• **Records contained in a dataset**:
================================

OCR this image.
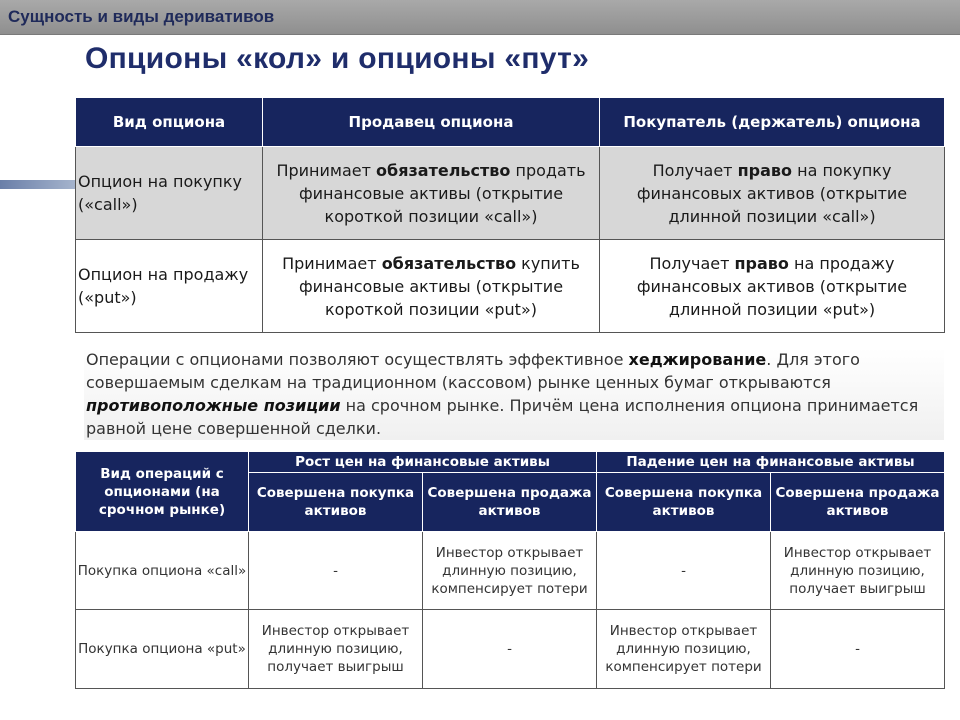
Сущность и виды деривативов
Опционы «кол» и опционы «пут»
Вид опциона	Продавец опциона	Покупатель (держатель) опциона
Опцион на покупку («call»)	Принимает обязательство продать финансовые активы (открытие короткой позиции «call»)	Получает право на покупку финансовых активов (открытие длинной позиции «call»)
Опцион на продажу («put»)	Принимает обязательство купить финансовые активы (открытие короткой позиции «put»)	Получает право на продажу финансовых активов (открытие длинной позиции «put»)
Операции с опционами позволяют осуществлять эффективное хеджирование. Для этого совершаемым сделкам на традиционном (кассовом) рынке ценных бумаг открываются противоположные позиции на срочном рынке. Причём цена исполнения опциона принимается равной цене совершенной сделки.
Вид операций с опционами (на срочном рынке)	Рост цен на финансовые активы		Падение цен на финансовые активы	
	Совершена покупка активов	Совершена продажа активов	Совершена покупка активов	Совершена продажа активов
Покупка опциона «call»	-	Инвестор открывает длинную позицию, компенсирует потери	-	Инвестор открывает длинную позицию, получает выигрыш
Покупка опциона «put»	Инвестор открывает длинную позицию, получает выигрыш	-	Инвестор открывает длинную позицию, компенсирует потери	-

================================

• **The task**: Without including any pictures, output all the entries above exactly.

• **Written reply**:
OCR this image.
Сущность и виды деривативов
Опционы «кол» и опционы «пут»
Вид опциона	Продавец опциона	Покупатель (держатель) опциона
Опцион на покупку («call»)	Принимает обязательство продать финансовые активы (открытие короткой позиции «call»)	Получает право на покупку финансовых активов (открытие длинной позиции «call»)
Опцион на продажу («put»)	Принимает обязательство купить финансовые активы (открытие короткой позиции «put»)	Получает право на продажу финансовых активов (открытие длинной позиции «put»)
Операции с опционами позволяют осуществлять эффективное хеджирование. Для этого совершаемым сделкам на традиционном (кассовом) рынке ценных бумаг открываются противоположные позиции на срочном рынке. Причём цена исполнения опциона принимается равной цене совершенной сделки.
Вид операций с опционами (на срочном рынке)	Рост цен на финансовые активы		Падение цен на финансовые активы	
	Совершена покупка активов	Совершена продажа активов	Совершена покупка активов	Совершена продажа активов
Покупка опциона «call»	-	Инвестор открывает длинную позицию, компенсирует потери	-	Инвестор открывает длинную позицию, получает выигрыш
Покупка опциона «put»	Инвестор открывает длинную позицию, получает выигрыш	-	Инвестор открывает длинную позицию, компенсирует потери	-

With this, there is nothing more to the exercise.